## Your goal
Copy every entry word for word. Skip the pictures.

## Input records
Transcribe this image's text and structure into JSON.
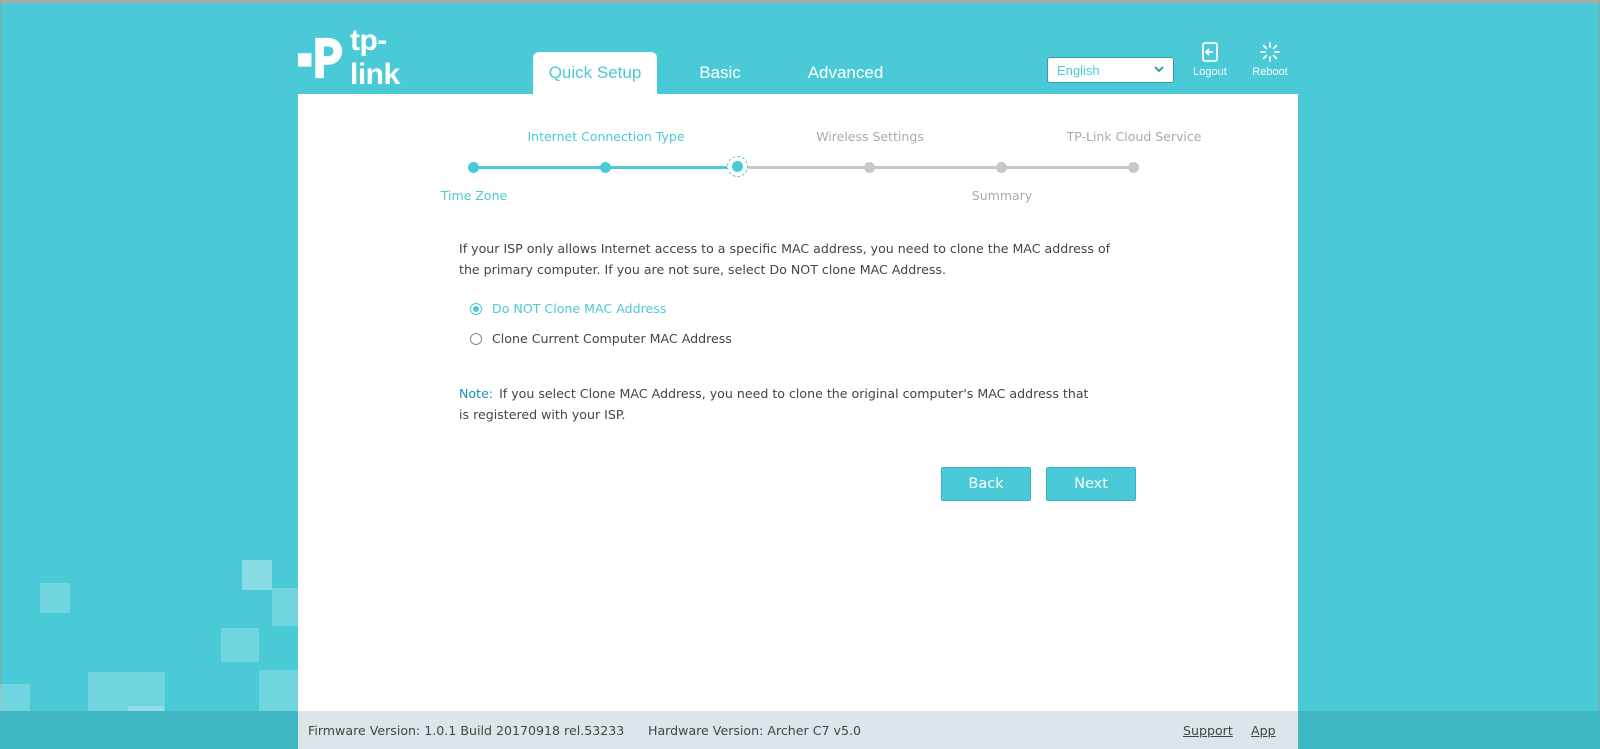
{
  "header": {
    "logo_text": "tp-link",
    "tabs": [
      {
        "label": "Quick Setup",
        "active": true
      },
      {
        "label": "Basic",
        "active": false
      },
      {
        "label": "Advanced",
        "active": false
      }
    ],
    "language": "English",
    "logout_label": "Logout",
    "reboot_label": "Reboot"
  },
  "stepper": {
    "steps": [
      {
        "label": "Time Zone",
        "state": "done"
      },
      {
        "label": "Internet Connection Type",
        "state": "done"
      },
      {
        "label": "",
        "state": "current"
      },
      {
        "label": "Wireless Settings",
        "state": "todo"
      },
      {
        "label": "Summary",
        "state": "todo"
      },
      {
        "label": "TP-Link Cloud Service",
        "state": "todo"
      }
    ]
  },
  "content": {
    "description": "If your ISP only allows Internet access to a specific MAC address, you need to clone the MAC address of the primary computer. If you are not sure, select Do NOT clone MAC Address.",
    "options": [
      {
        "label": "Do NOT Clone MAC Address",
        "selected": true
      },
      {
        "label": "Clone Current Computer MAC Address",
        "selected": false
      }
    ],
    "note_label": "Note:",
    "note_text": "If you select Clone MAC Address, you need to clone the original computer's MAC address that is registered with your ISP.",
    "back_label": "Back",
    "next_label": "Next"
  },
  "footer": {
    "firmware": "Firmware Version: 1.0.1 Build 20170918 rel.53233",
    "hardware": "Hardware Version: Archer C7 v5.0",
    "support_label": "Support",
    "app_label": "App"
  },
  "colors": {
    "accent": "#4acad6",
    "inactive": "#c8c8c8",
    "note": "#1a8fb5"
  }
}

## Final answer
Transcribe this image's text and structure into JSON.
{
  "header": {
    "logo_text": "tp-link",
    "tabs": [
      {
        "label": "Quick Setup",
        "active": true
      },
      {
        "label": "Basic",
        "active": false
      },
      {
        "label": "Advanced",
        "active": false
      }
    ],
    "language": "English",
    "logout_label": "Logout",
    "reboot_label": "Reboot"
  },
  "stepper": {
    "steps": [
      {
        "label": "Time Zone",
        "state": "done"
      },
      {
        "label": "Internet Connection Type",
        "state": "done"
      },
      {
        "label": "",
        "state": "current"
      },
      {
        "label": "Wireless Settings",
        "state": "todo"
      },
      {
        "label": "Summary",
        "state": "todo"
      },
      {
        "label": "TP-Link Cloud Service",
        "state": "todo"
      }
    ]
  },
  "content": {
    "description": "If your ISP only allows Internet access to a specific MAC address, you need to clone the MAC address of the primary computer. If you are not sure, select Do NOT clone MAC Address.",
    "options": [
      {
        "label": "Do NOT Clone MAC Address",
        "selected": true
      },
      {
        "label": "Clone Current Computer MAC Address",
        "selected": false
      }
    ],
    "note_label": "Note:",
    "note_text": "If you select Clone MAC Address, you need to clone the original computer's MAC address that is registered with your ISP.",
    "back_label": "Back",
    "next_label": "Next"
  },
  "footer": {
    "firmware": "Firmware Version: 1.0.1 Build 20170918 rel.53233",
    "hardware": "Hardware Version: Archer C7 v5.0",
    "support_label": "Support",
    "app_label": "App"
  },
  "colors": {
    "accent": "#4acad6",
    "inactive": "#c8c8c8",
    "note": "#1a8fb5"
  }
}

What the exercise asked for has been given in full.